→ Testo da leggere
Sabato, domenica e lunedì di Eduardo De Filippo, caposaldo del teatro del Novecento, debutta il 6 novembre 1959 al Teatro Quirino di Roma, con protagonista Peppino Priore, interpretato dall’autore, all’epoca cinquantanovenne. Più di 10 anni dopo, nel 1974, viene confermata l’introduzione in Italia del divorzio, tema anticipato nella commedia secondo le parole dello stesso Eduardo. Al centro dell’opera vi è la chiara messa in discussione della struttura e dei valori sociali all’indomani del Secondo conflitto mondiale. Infatti, questo testo è inserito da Eduardo nella Cantata dei Giorni Dispari, che raccoglie le commedie scritte dal 1945 – anno della pubblicazione di Napoli milionaria! – al 1973, quando egli mise in scena Gli esami non finiscono mai: in tale contesto, i «giorni dispari» sono quelli negativi.
In questa opera teatrale De Filippo affronta la crisi della famiglia tradizionale/patriarcale, e il ragù – piatto cardine del pranzo domenicale, preparato durante tutto il primo atto e cuore della commedia, pietanza che richiede tempo, attenzione e cura – è insieme simbolo e veicolo della sua riflessione critica. Quel ragù preparato da Rosa, moglie di Peppino, è anche la firma della sua «sovranità domestica». Quando lei rivela il segreto di come scegliere e amalgamare con sapienza gli ingredienti affinché l’amarezza della cipolla «si sciolga» fino a formare il dolce caramello, «quando il vero ragù è riuscito alla perfezione», parla a tutti noi spettatori della necessità di tener viva la fiamma delle relazioni umane, familiari e sociali, con l’amore, ogni volta, passo dopo passo, giorno dopo giorno.
In sintesi, si tratta di tre giorni, tre atti, tre momenti dello sviluppo drammaturgico ed epistemologico della società contemporanea, in cui l’approccio del regista è rispettoso: De Fusco interpreta, non stravolge il testo. Nella dicotomia interno-esterno (cucina-balcone) si radica infatti la sua impronta. Sulla soglia di quel balcone, che nella scenografia delimita il confine tra il clan Priore e il mondo esterno, i personaggi sostano, in attesa di entrare nello spazio della famiglia e dei suoi conflitti. Come quello tra padre e figli (il primo incapace di farsi da parte di fronte al nuovo), o tra moglie e marito (tra Rosa e Peppino da mesi manca il collante delle parole che accorciano distanze; crescono solo rabbia e malcontento). All’interno della famiglia Priore, alcuni ruoli sono sull’orlo del collasso, come quello di zia Memé, donna «emancipata» e moderna, amante dei libri, in attesa di riscatto attraverso la scrittura del suo romanzo.

[Dati memorizzati]
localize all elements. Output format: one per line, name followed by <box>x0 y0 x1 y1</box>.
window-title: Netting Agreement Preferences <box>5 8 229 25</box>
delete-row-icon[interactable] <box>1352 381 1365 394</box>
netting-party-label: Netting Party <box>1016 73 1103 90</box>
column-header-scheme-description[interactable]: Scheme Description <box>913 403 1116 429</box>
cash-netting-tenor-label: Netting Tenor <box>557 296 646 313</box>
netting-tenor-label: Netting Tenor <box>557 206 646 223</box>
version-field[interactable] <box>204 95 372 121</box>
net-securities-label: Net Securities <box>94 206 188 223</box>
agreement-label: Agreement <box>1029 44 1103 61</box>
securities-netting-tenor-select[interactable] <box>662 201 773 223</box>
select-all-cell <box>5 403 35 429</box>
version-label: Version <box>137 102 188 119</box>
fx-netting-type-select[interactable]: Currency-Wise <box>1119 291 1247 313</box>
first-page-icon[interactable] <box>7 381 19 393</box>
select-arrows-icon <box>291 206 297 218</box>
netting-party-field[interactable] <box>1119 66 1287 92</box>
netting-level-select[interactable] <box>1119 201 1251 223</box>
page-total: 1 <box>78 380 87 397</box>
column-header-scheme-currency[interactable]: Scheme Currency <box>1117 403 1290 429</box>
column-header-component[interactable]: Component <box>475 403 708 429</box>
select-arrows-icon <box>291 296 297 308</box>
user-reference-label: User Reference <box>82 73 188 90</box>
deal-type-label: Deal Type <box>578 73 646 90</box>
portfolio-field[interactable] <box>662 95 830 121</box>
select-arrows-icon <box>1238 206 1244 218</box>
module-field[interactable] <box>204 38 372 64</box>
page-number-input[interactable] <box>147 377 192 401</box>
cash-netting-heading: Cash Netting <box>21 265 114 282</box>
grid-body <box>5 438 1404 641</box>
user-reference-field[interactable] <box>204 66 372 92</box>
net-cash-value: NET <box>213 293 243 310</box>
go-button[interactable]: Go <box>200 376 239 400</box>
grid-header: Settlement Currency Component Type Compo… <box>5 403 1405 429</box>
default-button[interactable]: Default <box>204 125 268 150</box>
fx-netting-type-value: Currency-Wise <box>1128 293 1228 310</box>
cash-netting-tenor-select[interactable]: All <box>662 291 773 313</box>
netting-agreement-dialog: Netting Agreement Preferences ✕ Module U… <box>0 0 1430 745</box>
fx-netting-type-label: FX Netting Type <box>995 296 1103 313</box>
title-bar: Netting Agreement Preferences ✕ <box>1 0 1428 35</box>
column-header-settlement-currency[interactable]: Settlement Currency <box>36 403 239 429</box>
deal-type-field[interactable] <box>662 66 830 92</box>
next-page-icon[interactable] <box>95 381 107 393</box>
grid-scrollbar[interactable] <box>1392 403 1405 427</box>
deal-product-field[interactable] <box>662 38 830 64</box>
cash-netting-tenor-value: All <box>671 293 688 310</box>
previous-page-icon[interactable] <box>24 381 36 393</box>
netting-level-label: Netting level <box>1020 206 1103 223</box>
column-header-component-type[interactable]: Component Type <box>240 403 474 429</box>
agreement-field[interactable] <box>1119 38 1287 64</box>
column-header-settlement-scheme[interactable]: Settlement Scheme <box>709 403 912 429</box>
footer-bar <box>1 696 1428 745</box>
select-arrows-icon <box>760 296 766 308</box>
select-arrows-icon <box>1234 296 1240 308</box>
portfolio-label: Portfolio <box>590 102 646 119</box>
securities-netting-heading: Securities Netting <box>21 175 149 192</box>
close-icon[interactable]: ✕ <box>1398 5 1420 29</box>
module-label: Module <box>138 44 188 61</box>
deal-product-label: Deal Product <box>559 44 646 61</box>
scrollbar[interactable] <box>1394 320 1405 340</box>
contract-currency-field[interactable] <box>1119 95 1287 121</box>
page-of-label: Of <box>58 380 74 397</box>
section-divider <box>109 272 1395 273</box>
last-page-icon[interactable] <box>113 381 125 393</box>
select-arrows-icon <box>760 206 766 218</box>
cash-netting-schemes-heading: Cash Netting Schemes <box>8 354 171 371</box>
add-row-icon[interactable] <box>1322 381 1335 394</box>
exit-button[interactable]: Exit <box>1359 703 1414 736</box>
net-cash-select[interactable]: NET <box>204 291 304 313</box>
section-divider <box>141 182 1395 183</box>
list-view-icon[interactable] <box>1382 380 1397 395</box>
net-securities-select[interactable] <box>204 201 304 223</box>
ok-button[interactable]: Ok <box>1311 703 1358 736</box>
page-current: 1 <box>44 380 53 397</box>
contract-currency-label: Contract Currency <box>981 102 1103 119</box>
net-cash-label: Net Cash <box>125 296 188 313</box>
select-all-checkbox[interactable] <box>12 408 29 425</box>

→ Consegna
Trascrivi dal testo su Sabato, domenica e lunedì il tratto che comincia con le parole contenenti "In questa opera" e termina con "giorno dopo giorno.". I record non servono a nulla in questo lavoro.

→ Spazio risposta
In questa opera teatrale De Filippo affronta la crisi della famiglia tradizionale/patriarcale, e il ragù – piatto cardine del pranzo domenicale, preparato durante tutto il primo atto e cuore della commedia, pietanza che richiede tempo, attenzione e cura – è insieme simbolo e veicolo della sua riflessione critica. Quel ragù preparato da Rosa, moglie di Peppino, è anche la firma della sua «sovranità domestica». Quando lei rivela il segreto di come scegliere e amalgamare con sapienza gli ingredienti affinché l’amarezza della cipolla «si sciolga» fino a formare il dolce caramello, «quando il vero ragù è riuscito alla perfezione», parla a tutti noi spettatori della necessità di tener viva la fiamma delle relazioni umane, familiari e sociali, con l’amore, ogni volta, passo dopo passo, giorno dopo giorno.